Stated problem: Copy all the material below, exactly as it stands.

▽

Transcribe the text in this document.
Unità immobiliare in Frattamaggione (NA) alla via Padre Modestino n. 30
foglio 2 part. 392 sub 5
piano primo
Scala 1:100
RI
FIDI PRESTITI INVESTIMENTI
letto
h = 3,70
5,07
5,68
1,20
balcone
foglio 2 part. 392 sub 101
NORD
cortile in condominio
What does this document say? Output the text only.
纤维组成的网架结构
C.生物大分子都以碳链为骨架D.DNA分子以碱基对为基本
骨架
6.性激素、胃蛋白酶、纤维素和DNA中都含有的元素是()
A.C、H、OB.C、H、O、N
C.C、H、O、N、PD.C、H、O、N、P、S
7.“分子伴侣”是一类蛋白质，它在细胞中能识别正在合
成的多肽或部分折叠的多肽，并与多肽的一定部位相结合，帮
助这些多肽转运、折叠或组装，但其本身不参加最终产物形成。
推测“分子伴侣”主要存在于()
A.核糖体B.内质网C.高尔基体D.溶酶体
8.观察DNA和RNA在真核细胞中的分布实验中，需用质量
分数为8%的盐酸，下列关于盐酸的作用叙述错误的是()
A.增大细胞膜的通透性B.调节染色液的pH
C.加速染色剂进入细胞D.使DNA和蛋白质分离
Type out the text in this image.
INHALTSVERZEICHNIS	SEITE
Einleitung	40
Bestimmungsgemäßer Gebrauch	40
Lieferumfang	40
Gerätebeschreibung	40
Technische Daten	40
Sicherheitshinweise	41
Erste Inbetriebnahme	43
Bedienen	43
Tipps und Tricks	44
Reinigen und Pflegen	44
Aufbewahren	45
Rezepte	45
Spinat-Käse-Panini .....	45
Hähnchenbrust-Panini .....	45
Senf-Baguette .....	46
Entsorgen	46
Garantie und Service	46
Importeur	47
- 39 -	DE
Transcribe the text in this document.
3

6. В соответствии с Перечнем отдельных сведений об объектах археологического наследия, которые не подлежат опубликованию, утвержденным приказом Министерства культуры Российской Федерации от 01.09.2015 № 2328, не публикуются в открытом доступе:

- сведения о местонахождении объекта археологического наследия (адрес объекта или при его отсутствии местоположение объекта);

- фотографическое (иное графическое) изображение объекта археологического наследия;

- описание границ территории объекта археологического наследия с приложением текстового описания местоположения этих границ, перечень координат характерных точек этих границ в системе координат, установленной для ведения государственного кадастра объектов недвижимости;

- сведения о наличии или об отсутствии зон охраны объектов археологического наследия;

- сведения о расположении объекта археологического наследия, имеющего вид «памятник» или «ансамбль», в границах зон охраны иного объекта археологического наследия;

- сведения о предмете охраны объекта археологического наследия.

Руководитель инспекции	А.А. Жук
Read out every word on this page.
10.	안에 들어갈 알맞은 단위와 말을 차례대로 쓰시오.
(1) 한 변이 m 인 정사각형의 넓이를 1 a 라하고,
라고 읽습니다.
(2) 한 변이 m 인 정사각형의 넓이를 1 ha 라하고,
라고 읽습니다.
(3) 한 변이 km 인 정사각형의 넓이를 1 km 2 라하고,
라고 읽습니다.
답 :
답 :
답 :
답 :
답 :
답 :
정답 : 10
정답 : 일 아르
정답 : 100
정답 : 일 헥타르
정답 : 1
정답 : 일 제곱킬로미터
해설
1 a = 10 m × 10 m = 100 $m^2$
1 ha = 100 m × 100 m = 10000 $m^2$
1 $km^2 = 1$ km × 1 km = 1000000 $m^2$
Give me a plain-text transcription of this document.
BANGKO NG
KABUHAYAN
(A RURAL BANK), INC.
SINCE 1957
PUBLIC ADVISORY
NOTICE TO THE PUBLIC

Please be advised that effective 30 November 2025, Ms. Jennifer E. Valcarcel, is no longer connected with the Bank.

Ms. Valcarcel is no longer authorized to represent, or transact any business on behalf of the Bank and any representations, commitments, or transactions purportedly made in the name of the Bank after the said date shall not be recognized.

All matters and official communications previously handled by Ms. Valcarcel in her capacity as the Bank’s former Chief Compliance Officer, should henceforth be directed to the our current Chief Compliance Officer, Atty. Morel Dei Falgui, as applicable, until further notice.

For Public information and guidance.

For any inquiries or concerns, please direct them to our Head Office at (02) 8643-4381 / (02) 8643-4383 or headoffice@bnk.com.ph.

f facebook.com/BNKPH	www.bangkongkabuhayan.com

△

Correct result:
Transcribe the text in this document.
Unità immobiliare in Frattamaggione (NA) alla via Padre Modestino n. 30
foglio 2 part. 392 sub 5
piano primo
Scala 1:100
RI
FIDI PRESTITI INVESTIMENTI
letto
h = 3,70
5,07
5,68
1,20
balcone
foglio 2 part. 392 sub 101
NORD
cortile in condominio
What does this document say? Output the text only.
纤维组成的网架结构
C.生物大分子都以碳链为骨架D.DNA分子以碱基对为基本
骨架
6.性激素、胃蛋白酶、纤维素和DNA中都含有的元素是()
A.C、H、OB.C、H、O、N
C.C、H、O、N、PD.C、H、O、N、P、S
7.“分子伴侣”是一类蛋白质，它在细胞中能识别正在合
成的多肽或部分折叠的多肽，并与多肽的一定部位相结合，帮
助这些多肽转运、折叠或组装，但其本身不参加最终产物形成。
推测“分子伴侣”主要存在于()
A.核糖体B.内质网C.高尔基体D.溶酶体
8.观察DNA和RNA在真核细胞中的分布实验中，需用质量
分数为8%的盐酸，下列关于盐酸的作用叙述错误的是()
A.增大细胞膜的通透性B.调节染色液的pH
C.加速染色剂进入细胞D.使DNA和蛋白质分离
Type out the text in this image.
INHALTSVERZEICHNIS	SEITE
Einleitung	40
Bestimmungsgemäßer Gebrauch	40
Lieferumfang	40
Gerätebeschreibung	40
Technische Daten	40
Sicherheitshinweise	41
Erste Inbetriebnahme	43
Bedienen	43
Tipps und Tricks	44
Reinigen und Pflegen	44
Aufbewahren	45
Rezepte	45
Spinat-Käse-Panini .....	45
Hähnchenbrust-Panini .....	45
Senf-Baguette .....	46
Entsorgen	46
Garantie und Service	46
Importeur	47
- 39 -	DE
Transcribe the text in this document.
3

6. В соответствии с Перечнем отдельных сведений об объектах археологического наследия, которые не подлежат опубликованию, утвержденным приказом Министерства культуры Российской Федерации от 01.09.2015 № 2328, не публикуются в открытом доступе:

- сведения о местонахождении объекта археологического наследия (адрес объекта или при его отсутствии местоположение объекта);

- фотографическое (иное графическое) изображение объекта археологического наследия;

- описание границ территории объекта археологического наследия с приложением текстового описания местоположения этих границ, перечень координат характерных точек этих границ в системе координат, установленной для ведения государственного кадастра объектов недвижимости;

- сведения о наличии или об отсутствии зон охраны объектов археологического наследия;

- сведения о расположении объекта археологического наследия, имеющего вид «памятник» или «ансамбль», в границах зон охраны иного объекта археологического наследия;

- сведения о предмете охраны объекта археологического наследия.

Руководитель инспекции	А.А. Жук
Read out every word on this page.
10.	안에 들어갈 알맞은 단위와 말을 차례대로 쓰시오.
(1) 한 변이 m 인 정사각형의 넓이를 1 a 라하고,
라고 읽습니다.
(2) 한 변이 m 인 정사각형의 넓이를 1 ha 라하고,
라고 읽습니다.
(3) 한 변이 km 인 정사각형의 넓이를 1 km 2 라하고,
라고 읽습니다.
답 :
답 :
답 :
답 :
답 :
답 :
정답 : 10
정답 : 일 아르
정답 : 100
정답 : 일 헥타르
정답 : 1
정답 : 일 제곱킬로미터
해설
1 a = 10 m × 10 m = 100 $m^2$
1 ha = 100 m × 100 m = 10000 $m^2$
1 $km^2 = 1$ km × 1 km = 1000000 $m^2$
Give me a plain-text transcription of this document.
BANGKO NG
KABUHAYAN
(A RURAL BANK), INC.
SINCE 1957
PUBLIC ADVISORY
NOTICE TO THE PUBLIC

Please be advised that effective 30 November 2025, Ms. Jennifer E. Valcarcel, is no longer connected with the Bank.

Ms. Valcarcel is no longer authorized to represent, or transact any business on behalf of the Bank and any representations, commitments, or transactions purportedly made in the name of the Bank after the said date shall not be recognized.

All matters and official communications previously handled by Ms. Valcarcel in her capacity as the Bank’s former Chief Compliance Officer, should henceforth be directed to the our current Chief Compliance Officer, Atty. Morel Dei Falgui, as applicable, until further notice.

For Public information and guidance.

For any inquiries or concerns, please direct them to our Head Office at (02) 8643-4381 / (02) 8643-4383 or headoffice@bnk.com.ph.

f facebook.com/BNKPH	www.bangkongkabuhayan.com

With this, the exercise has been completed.